=== WHAT THE TASK REQUIRES ===
Go through the records and extract every line with the word "text".

=== STORED ROWS ===
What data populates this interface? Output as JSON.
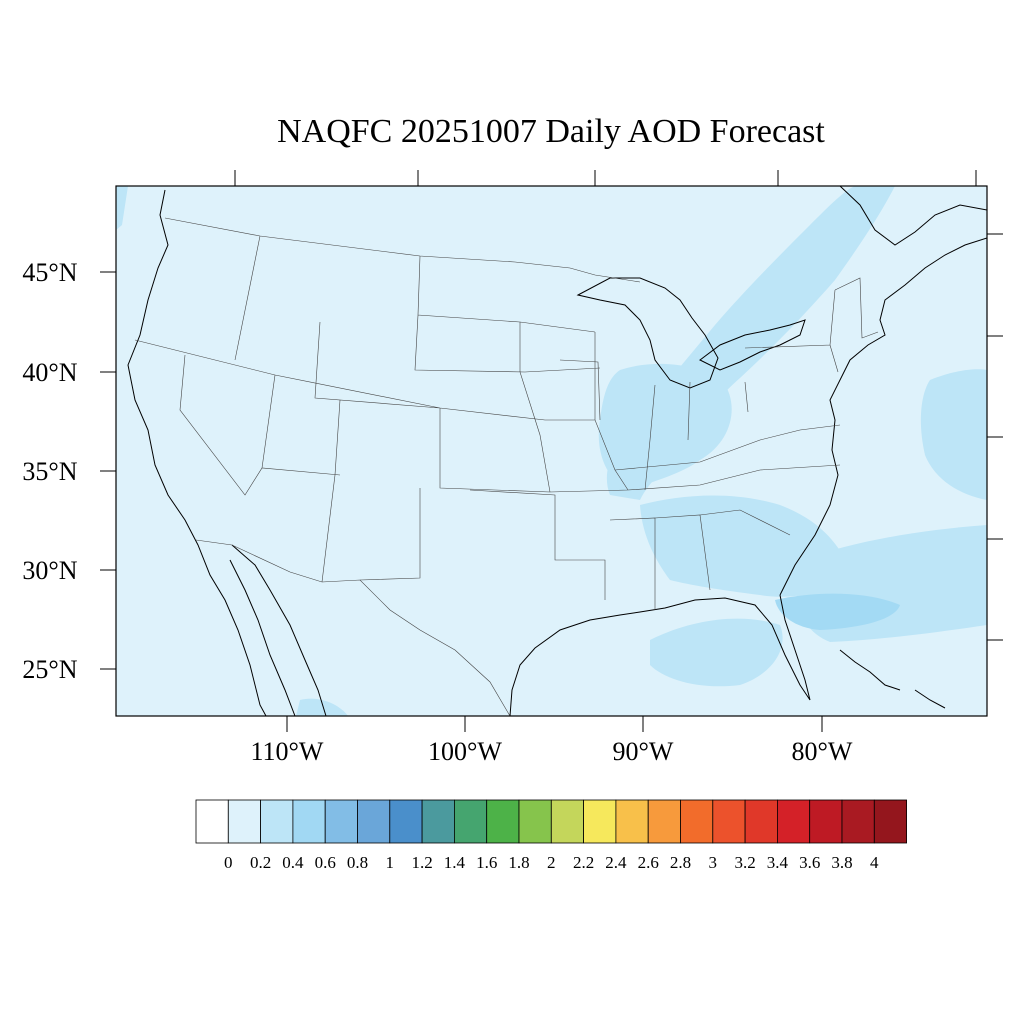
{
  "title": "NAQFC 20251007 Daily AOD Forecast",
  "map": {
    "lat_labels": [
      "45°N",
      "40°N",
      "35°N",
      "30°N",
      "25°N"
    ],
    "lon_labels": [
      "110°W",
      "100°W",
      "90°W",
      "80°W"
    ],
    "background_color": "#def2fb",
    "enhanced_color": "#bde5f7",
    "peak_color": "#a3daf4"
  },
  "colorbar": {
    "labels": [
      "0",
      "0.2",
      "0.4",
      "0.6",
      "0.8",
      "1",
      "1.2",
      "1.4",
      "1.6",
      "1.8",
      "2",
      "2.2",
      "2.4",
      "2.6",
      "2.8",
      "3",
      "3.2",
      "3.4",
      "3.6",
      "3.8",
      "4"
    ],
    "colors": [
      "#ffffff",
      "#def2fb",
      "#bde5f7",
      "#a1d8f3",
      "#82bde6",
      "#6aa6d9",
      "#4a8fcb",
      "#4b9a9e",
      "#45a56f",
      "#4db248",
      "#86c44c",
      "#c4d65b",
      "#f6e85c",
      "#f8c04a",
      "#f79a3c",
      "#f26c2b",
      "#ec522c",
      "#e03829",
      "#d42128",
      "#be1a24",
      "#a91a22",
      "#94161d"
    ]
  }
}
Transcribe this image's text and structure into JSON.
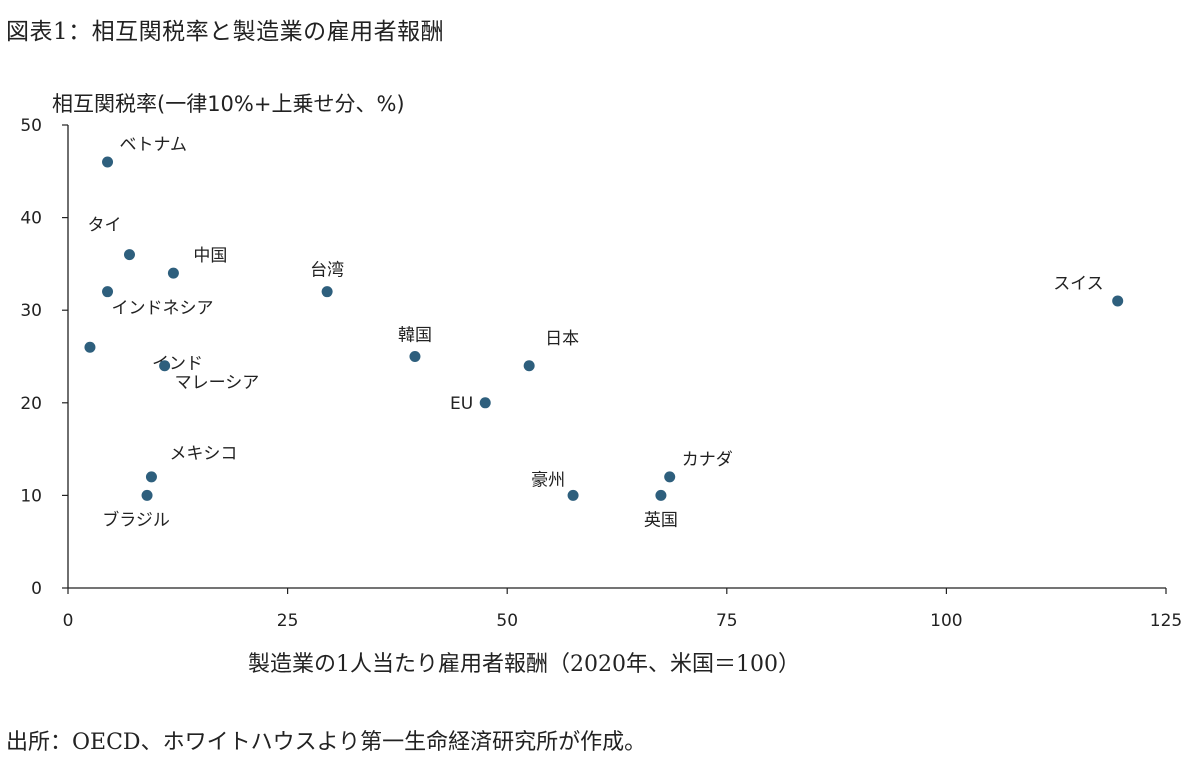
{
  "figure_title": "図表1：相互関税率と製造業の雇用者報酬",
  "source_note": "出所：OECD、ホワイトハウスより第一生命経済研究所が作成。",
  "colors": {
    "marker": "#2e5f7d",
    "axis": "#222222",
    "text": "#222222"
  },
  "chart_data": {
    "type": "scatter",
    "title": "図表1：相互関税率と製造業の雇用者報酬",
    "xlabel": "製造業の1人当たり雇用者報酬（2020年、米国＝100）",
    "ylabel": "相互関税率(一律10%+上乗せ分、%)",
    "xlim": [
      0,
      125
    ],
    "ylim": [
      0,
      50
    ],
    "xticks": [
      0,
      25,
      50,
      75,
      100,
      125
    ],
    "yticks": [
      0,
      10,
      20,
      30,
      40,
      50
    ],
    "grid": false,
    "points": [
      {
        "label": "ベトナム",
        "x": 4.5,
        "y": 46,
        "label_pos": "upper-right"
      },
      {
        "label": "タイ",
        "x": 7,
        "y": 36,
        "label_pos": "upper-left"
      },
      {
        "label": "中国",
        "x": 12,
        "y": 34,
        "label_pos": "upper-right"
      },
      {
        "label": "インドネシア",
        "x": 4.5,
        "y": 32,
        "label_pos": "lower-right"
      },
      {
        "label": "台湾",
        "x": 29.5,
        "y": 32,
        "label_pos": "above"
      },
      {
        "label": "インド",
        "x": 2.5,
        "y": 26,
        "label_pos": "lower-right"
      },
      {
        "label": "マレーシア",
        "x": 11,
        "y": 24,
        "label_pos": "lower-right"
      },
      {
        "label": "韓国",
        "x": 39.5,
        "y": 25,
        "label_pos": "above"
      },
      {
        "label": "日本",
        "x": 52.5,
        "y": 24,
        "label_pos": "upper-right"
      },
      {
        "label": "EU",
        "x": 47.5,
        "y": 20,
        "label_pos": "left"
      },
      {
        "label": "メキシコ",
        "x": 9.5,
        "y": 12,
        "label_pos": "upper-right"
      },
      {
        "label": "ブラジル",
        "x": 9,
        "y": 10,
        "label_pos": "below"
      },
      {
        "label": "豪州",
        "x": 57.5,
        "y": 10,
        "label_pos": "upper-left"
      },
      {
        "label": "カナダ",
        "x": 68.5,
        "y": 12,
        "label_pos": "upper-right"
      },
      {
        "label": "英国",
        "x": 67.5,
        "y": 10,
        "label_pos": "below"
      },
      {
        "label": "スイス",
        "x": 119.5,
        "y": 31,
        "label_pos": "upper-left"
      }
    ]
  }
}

=== SOLUTION ===
Transcribe this image's text and structure into JSON.
    "text": "#222222"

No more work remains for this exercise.